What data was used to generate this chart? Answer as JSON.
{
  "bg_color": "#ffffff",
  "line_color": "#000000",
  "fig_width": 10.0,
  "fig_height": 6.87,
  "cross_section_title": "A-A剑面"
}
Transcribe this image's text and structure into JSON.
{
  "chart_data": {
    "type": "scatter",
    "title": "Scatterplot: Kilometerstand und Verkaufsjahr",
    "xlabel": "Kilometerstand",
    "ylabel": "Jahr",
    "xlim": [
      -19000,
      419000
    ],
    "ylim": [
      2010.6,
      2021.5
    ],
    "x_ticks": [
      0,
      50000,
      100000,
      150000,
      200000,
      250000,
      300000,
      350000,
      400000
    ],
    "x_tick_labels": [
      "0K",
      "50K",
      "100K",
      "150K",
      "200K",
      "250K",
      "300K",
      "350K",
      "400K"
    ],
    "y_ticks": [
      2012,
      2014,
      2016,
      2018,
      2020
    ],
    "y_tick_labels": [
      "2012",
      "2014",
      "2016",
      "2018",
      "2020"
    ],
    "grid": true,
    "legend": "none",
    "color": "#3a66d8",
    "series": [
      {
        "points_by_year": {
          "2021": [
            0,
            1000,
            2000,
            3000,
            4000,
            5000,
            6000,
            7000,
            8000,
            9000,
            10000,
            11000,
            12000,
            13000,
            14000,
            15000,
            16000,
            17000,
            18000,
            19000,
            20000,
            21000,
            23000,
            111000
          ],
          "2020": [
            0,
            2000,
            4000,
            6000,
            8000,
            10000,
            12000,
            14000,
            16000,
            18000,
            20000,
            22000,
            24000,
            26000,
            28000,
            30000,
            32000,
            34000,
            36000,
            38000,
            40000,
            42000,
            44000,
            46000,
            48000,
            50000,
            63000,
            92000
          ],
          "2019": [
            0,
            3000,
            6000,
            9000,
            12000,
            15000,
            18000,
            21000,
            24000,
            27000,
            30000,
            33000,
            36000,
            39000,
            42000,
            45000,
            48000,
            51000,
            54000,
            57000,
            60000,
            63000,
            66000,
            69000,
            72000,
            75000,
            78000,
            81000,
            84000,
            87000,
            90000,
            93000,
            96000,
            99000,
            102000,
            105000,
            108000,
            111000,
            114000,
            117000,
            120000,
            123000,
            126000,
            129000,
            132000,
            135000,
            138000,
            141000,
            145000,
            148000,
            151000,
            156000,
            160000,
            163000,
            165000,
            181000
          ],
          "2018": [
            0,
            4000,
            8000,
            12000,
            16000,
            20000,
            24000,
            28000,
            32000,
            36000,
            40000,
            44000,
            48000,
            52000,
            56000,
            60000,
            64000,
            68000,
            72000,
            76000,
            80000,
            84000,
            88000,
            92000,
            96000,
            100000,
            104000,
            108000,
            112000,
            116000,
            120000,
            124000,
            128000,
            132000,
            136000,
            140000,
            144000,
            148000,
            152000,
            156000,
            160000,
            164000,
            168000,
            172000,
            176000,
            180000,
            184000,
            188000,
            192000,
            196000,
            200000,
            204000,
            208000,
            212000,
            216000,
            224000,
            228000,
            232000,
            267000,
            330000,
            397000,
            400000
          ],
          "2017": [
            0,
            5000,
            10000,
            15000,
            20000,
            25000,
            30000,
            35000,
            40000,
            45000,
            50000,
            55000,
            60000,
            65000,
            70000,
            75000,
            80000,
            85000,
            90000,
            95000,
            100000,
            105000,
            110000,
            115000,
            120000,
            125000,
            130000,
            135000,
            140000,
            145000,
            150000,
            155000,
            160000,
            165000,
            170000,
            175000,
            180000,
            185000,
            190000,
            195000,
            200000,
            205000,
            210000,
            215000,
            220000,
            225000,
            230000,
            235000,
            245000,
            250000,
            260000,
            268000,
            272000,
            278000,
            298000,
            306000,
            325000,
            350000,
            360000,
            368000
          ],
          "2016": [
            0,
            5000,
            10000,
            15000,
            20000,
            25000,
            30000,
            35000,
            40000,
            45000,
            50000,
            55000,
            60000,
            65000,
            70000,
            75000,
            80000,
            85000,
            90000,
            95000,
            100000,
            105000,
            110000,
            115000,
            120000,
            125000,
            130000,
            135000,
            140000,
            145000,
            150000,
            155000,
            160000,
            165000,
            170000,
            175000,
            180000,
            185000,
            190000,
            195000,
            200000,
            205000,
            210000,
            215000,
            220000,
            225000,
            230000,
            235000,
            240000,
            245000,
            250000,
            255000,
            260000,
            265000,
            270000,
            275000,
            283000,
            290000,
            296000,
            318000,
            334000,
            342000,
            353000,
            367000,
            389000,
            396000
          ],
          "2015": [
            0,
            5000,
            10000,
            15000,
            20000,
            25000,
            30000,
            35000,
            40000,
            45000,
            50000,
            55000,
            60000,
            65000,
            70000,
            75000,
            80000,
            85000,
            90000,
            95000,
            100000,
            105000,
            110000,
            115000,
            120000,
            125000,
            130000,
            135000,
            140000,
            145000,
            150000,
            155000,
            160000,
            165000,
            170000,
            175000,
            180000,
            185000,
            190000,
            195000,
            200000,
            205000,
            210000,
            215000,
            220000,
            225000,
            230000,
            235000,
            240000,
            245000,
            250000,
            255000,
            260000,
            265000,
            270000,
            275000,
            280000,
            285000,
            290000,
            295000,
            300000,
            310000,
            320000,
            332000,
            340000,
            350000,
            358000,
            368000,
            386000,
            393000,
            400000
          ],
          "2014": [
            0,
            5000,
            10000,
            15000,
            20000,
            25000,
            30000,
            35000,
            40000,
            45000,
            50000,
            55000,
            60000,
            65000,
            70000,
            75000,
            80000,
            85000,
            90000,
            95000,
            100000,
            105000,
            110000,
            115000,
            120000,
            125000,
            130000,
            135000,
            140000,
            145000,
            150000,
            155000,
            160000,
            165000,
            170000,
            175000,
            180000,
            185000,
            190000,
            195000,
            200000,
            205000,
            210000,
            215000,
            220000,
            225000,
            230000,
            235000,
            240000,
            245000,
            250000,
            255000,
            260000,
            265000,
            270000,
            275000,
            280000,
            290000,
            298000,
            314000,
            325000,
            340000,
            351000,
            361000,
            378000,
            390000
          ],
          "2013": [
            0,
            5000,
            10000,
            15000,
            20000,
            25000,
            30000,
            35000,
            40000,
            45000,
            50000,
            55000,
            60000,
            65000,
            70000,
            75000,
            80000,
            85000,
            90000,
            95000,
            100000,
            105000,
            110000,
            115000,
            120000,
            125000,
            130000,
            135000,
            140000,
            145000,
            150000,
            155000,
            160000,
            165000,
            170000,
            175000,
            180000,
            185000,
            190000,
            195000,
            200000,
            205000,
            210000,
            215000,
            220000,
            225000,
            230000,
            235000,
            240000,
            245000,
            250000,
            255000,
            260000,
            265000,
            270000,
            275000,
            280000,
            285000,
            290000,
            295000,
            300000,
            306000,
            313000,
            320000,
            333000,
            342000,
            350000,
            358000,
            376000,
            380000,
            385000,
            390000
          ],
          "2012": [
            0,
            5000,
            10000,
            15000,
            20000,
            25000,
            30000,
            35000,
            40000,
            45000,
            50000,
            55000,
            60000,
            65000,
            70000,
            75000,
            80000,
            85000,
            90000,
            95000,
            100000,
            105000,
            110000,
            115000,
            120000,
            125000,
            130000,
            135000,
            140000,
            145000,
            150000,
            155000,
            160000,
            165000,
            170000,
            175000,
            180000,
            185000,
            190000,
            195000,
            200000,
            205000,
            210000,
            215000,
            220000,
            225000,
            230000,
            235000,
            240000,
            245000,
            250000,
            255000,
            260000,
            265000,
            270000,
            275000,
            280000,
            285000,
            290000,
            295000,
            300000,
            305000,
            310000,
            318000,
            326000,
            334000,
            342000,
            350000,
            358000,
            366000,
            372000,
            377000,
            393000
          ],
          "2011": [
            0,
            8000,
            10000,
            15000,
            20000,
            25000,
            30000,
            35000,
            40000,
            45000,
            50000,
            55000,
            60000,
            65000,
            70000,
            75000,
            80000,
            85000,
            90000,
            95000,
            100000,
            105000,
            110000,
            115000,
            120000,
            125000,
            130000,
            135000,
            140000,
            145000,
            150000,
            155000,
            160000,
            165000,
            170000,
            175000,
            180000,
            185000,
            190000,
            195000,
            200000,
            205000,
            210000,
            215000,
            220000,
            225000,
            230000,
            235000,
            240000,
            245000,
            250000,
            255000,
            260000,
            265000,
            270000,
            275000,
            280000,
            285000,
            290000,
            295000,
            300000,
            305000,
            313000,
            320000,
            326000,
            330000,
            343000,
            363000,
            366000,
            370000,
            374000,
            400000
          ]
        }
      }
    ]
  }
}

Exercise instructions - Pull out the lines above in which the word "Kilometerstand" appears.

Final result -
    "title": "Scatterplot: Kilometerstand und Verkaufsjahr",
    "xlabel": "Kilometerstand",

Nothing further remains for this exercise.